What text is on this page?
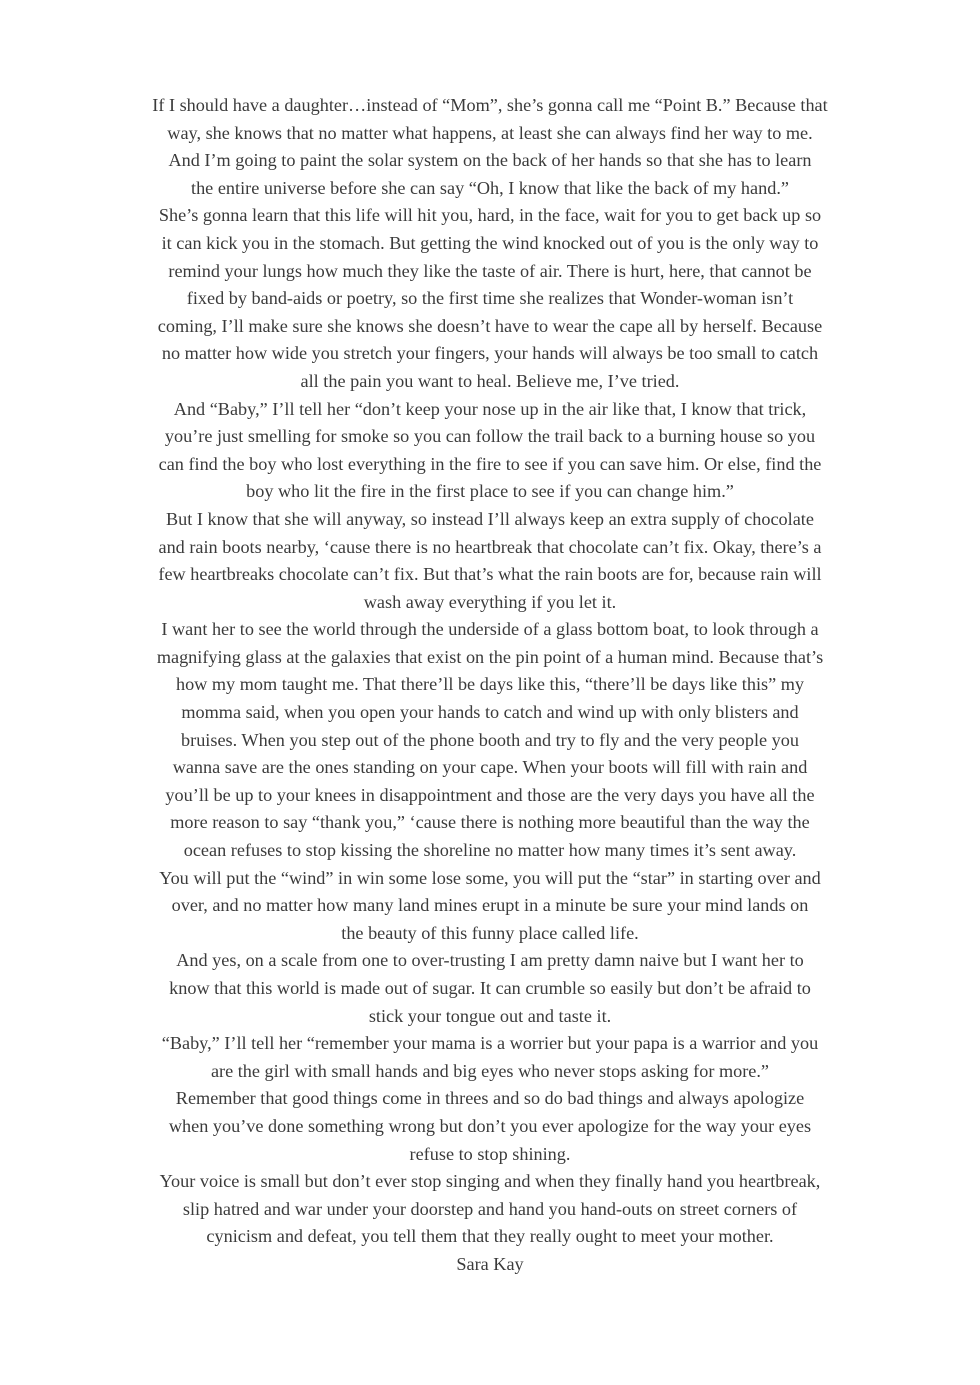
If I should have a daughter…instead of “Mom”, she’s gonna call me “Point B.” Because that
way, she knows that no matter what happens, at least she can always find her way to me.
And I’m going to paint the solar system on the back of her hands so that she has to learn
the entire universe before she can say “Oh, I know that like the back of my hand.”
She’s gonna learn that this life will hit you, hard, in the face, wait for you to get back up so
it can kick you in the stomach. But getting the wind knocked out of you is the only way to
remind your lungs how much they like the taste of air. There is hurt, here, that cannot be
fixed by band-aids or poetry, so the first time she realizes that Wonder-woman isn’t
coming, I’ll make sure she knows she doesn’t have to wear the cape all by herself. Because
no matter how wide you stretch your fingers, your hands will always be too small to catch
all the pain you want to heal. Believe me, I’ve tried.
And “Baby,” I’ll tell her “don’t keep your nose up in the air like that, I know that trick,
you’re just smelling for smoke so you can follow the trail back to a burning house so you
can find the boy who lost everything in the fire to see if you can save him. Or else, find the
boy who lit the fire in the first place to see if you can change him.”
But I know that she will anyway, so instead I’ll always keep an extra supply of chocolate
and rain boots nearby, ‘cause there is no heartbreak that chocolate can’t fix. Okay, there’s a
few heartbreaks chocolate can’t fix. But that’s what the rain boots are for, because rain will
wash away everything if you let it.
I want her to see the world through the underside of a glass bottom boat, to look through a
magnifying glass at the galaxies that exist on the pin point of a human mind. Because that’s
how my mom taught me. That there’ll be days like this, “there’ll be days like this” my
momma said, when you open your hands to catch and wind up with only blisters and
bruises. When you step out of the phone booth and try to fly and the very people you
wanna save are the ones standing on your cape. When your boots will fill with rain and
you’ll be up to your knees in disappointment and those are the very days you have all the
more reason to say “thank you,” ‘cause there is nothing more beautiful than the way the
ocean refuses to stop kissing the shoreline no matter how many times it’s sent away.
You will put the “wind” in win some lose some, you will put the “star” in starting over and
over, and no matter how many land mines erupt in a minute be sure your mind lands on
the beauty of this funny place called life.
And yes, on a scale from one to over-trusting I am pretty damn naive but I want her to
know that this world is made out of sugar. It can crumble so easily but don’t be afraid to
stick your tongue out and taste it.
“Baby,” I’ll tell her “remember your mama is a worrier but your papa is a warrior and you
are the girl with small hands and big eyes who never stops asking for more.”
Remember that good things come in threes and so do bad things and always apologize
when you’ve done something wrong but don’t you ever apologize for the way your eyes
refuse to stop shining.
Your voice is small but don’t ever stop singing and when they finally hand you heartbreak,
slip hatred and war under your doorstep and hand you hand-outs on street corners of
cynicism and defeat, you tell them that they really ought to meet your mother.
Sara Kay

○ ○ ○ ○ ○ ○ ○

Give the number of lines in the material above that have the word "everything" in them, and nothing more.

2